§ **PROBLEM STATEMENT**:
Copy out, unchanged, the rows that begin with the one containing "table-row[interactable]: 11Kitchen2012-11-052012-11-083.0 d.0%" and run through the one containing "frame-icon[interactable] (916, 382, 940, 406)", both of those included.

§ **SUPPLIED MATERIAL**:
• • •
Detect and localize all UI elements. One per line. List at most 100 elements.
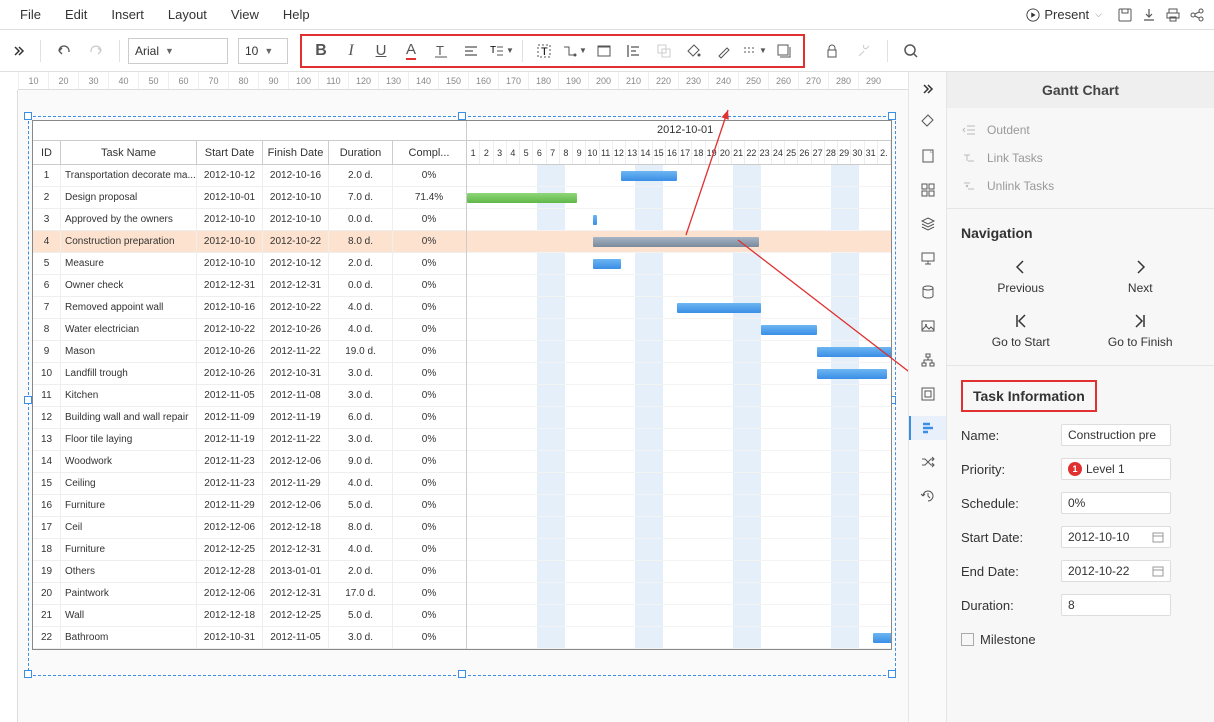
table-row[interactable]: 11Kitchen2012-11-052012-11-083.0 d.0% (33, 385, 466, 407)
gantt-chart[interactable]: ID Task Name Start Date Finish Date Dura… (32, 120, 892, 650)
export-icon[interactable] (1140, 6, 1158, 24)
gantt-bar[interactable] (593, 215, 597, 225)
database-icon[interactable] (916, 280, 940, 304)
gantt-bar[interactable] (873, 633, 891, 643)
table-row[interactable]: 6Owner check2012-12-312012-12-310.0 d.0% (33, 275, 466, 297)
table-row[interactable]: 2Design proposal2012-10-012012-10-107.0 … (33, 187, 466, 209)
grid-icon[interactable] (916, 178, 940, 202)
gantt-bar[interactable] (817, 347, 891, 357)
frame-icon[interactable] (916, 382, 940, 406)
table-row[interactable]: 10Landfill trough2012-10-262012-10-313.0… (33, 363, 466, 385)
page-icon[interactable] (916, 144, 940, 168)
layers-icon[interactable] (916, 212, 940, 236)
gantt-panel-icon[interactable] (909, 416, 946, 440)
table-row[interactable]: 19Others2012-12-282013-01-012.0 d.0% (33, 561, 466, 583)
menu-help[interactable]: Help (271, 3, 322, 26)
org-chart-icon[interactable] (916, 348, 940, 372)
image-button[interactable] (589, 36, 619, 66)
tools-button[interactable] (849, 36, 879, 66)
nav-next[interactable]: Next (1081, 249, 1201, 303)
menu-view[interactable]: View (219, 3, 271, 26)
table-row[interactable]: 18Furniture2012-12-252012-12-314.0 d.0% (33, 539, 466, 561)
svg-text:T: T (436, 43, 444, 58)
menu-edit[interactable]: Edit (53, 3, 99, 26)
table-row[interactable]: 7Removed appoint wall2012-10-162012-10-2… (33, 297, 466, 319)
end-date-input[interactable]: 2012-10-22 (1061, 560, 1171, 582)
start-date-input[interactable]: 2012-10-10 (1061, 526, 1171, 548)
text-highlight-button[interactable]: T (426, 36, 456, 66)
name-input[interactable]: Construction pre (1061, 424, 1171, 446)
canvas-area[interactable]: 1020304050607080901001101201301401501601… (0, 72, 908, 722)
table-row[interactable]: 5Measure2012-10-102012-10-122.0 d.0% (33, 253, 466, 275)
collapse-panel-icon[interactable] (916, 78, 940, 100)
table-row[interactable]: 4Construction preparation2012-10-102012-… (33, 231, 466, 253)
gantt-bar[interactable] (677, 303, 761, 313)
table-row[interactable]: 8Water electrician2012-10-222012-10-264.… (33, 319, 466, 341)
table-row[interactable]: 17Ceil2012-12-062012-12-188.0 d.0% (33, 517, 466, 539)
search-button[interactable] (896, 36, 926, 66)
table-row[interactable]: 16Furniture2012-11-292012-12-065.0 d.0% (33, 495, 466, 517)
outdent-button[interactable]: Outdent (961, 116, 1200, 144)
col-start: Start Date (197, 141, 263, 164)
nav-previous[interactable]: Previous (961, 249, 1081, 303)
schedule-input[interactable]: 0% (1061, 492, 1171, 514)
nav-go-finish[interactable]: Go to Finish (1081, 303, 1201, 357)
italic-button[interactable]: I (336, 36, 366, 66)
table-row[interactable]: 20Paintwork2012-12-062012-12-3117.0 d.0% (33, 583, 466, 605)
font-size-select[interactable]: 10▼ (238, 38, 288, 64)
lock-button[interactable] (817, 36, 847, 66)
unlink-tasks-button[interactable]: Unlink Tasks (961, 172, 1200, 200)
gantt-bar[interactable] (593, 259, 621, 269)
duration-input[interactable]: 8 (1061, 594, 1171, 616)
table-row[interactable]: 22Bathroom2012-10-312012-11-053.0 d.0% (33, 627, 466, 649)
gantt-bar[interactable] (817, 369, 887, 379)
gantt-bar[interactable] (593, 237, 759, 247)
presentation-icon[interactable] (916, 246, 940, 270)
theme-icon[interactable] (916, 110, 940, 134)
image-panel-icon[interactable] (916, 314, 940, 338)
nav-go-start[interactable]: Go to Start (961, 303, 1081, 357)
side-toolbar (908, 72, 946, 722)
menu-insert[interactable]: Insert (99, 3, 156, 26)
underline-button[interactable]: U (366, 36, 396, 66)
table-row[interactable]: 13Floor tile laying2012-11-192012-11-223… (33, 429, 466, 451)
table-row[interactable]: 14Woodwork2012-11-232012-12-069.0 d.0% (33, 451, 466, 473)
milestone-checkbox[interactable] (961, 633, 974, 646)
font-select[interactable]: Arial▼ (128, 38, 228, 64)
link-tasks-button[interactable]: Link Tasks (961, 144, 1200, 172)
table-row[interactable]: 9Mason2012-10-262012-11-2219.0 d.0% (33, 341, 466, 363)
gantt-bar[interactable] (621, 171, 677, 181)
table-row[interactable]: 15Ceiling2012-11-232012-11-294.0 d.0% (33, 473, 466, 495)
font-color-button[interactable]: A (396, 36, 426, 66)
print-icon[interactable] (1164, 6, 1182, 24)
save-icon[interactable] (1116, 6, 1134, 24)
menu-file[interactable]: File (8, 3, 53, 26)
gantt-bar[interactable] (761, 325, 817, 335)
shadow-button[interactable] (769, 36, 799, 66)
table-row[interactable]: 1Transportation decorate ma...2012-10-12… (33, 165, 466, 187)
share-icon[interactable] (1188, 6, 1206, 24)
undo-button[interactable] (49, 36, 79, 66)
text-tool-button[interactable]: T (529, 36, 559, 66)
fill-button[interactable] (679, 36, 709, 66)
connector-button[interactable]: ▼ (559, 36, 589, 66)
group-button[interactable] (649, 36, 679, 66)
expand-toolbar-icon[interactable] (6, 43, 32, 59)
table-row[interactable]: 3Approved by the owners2012-10-102012-10… (33, 209, 466, 231)
line-style-button[interactable]: ▼ (739, 36, 769, 66)
table-row[interactable]: 21Wall2012-12-182012-12-255.0 d.0% (33, 605, 466, 627)
present-button[interactable]: Present ⌵ (1018, 4, 1110, 25)
gantt-bar[interactable] (467, 193, 577, 203)
table-row[interactable]: 12Building wall and wall repair2012-11-0… (33, 407, 466, 429)
redo-button[interactable] (81, 36, 111, 66)
align-objects-button[interactable] (619, 36, 649, 66)
navigation-heading: Navigation (961, 217, 1200, 249)
priority-input[interactable]: 1Level 1 (1061, 458, 1171, 480)
menu-layout[interactable]: Layout (156, 3, 219, 26)
line-color-button[interactable] (709, 36, 739, 66)
line-spacing-button[interactable]: T▼ (486, 36, 516, 66)
bold-button[interactable]: B (306, 36, 336, 66)
shuffle-icon[interactable] (916, 450, 940, 474)
align-left-button[interactable] (456, 36, 486, 66)
history-icon[interactable] (916, 484, 940, 508)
• • •
§ **ANSWER**:
table-row[interactable]: 11Kitchen2012-11-052012-11-083.0 d.0% (33, 385, 466, 407)
gantt-chart[interactable]: ID Task Name Start Date Finish Date Dura… (32, 120, 892, 650)
export-icon[interactable] (1140, 6, 1158, 24)
gantt-bar[interactable] (593, 215, 597, 225)
database-icon[interactable] (916, 280, 940, 304)
gantt-bar[interactable] (873, 633, 891, 643)
table-row[interactable]: 6Owner check2012-12-312012-12-310.0 d.0% (33, 275, 466, 297)
table-row[interactable]: 2Design proposal2012-10-012012-10-107.0 … (33, 187, 466, 209)
grid-icon[interactable] (916, 178, 940, 202)
gantt-bar[interactable] (817, 347, 891, 357)
frame-icon[interactable] (916, 382, 940, 406)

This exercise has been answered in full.